* [What you are asked to do]
Restate the following entries exactly, including every line.

* [Records excerpted from a collection]
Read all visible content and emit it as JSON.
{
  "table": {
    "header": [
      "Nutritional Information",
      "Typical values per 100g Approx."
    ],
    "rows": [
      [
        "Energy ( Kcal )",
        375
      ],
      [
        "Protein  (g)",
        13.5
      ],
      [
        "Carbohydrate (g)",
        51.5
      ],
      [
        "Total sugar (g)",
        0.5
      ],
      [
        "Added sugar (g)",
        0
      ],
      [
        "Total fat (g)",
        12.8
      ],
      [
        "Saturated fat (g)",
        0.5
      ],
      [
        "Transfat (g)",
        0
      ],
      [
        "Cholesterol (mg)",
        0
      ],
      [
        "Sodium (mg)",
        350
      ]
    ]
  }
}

* [Solution for this problem]
Read all visible content and emit it as JSON.
{
  "table": {
    "header": [
      "Nutritional Information",
      "Typical values per 100g Approx."
    ],
    "rows": [
      [
        "Energy ( Kcal )",
        375
      ],
      [
        "Protein  (g)",
        13.5
      ],
      [
        "Carbohydrate (g)",
        51.5
      ],
      [
        "Total sugar (g)",
        0.5
      ],
      [
        "Added sugar (g)",
        0
      ],
      [
        "Total fat (g)",
        12.8
      ],
      [
        "Saturated fat (g)",
        0.5
      ],
      [
        "Transfat (g)",
        0
      ],
      [
        "Cholesterol (mg)",
        0
      ],
      [
        "Sodium (mg)",
        350
      ]
    ]
  }
}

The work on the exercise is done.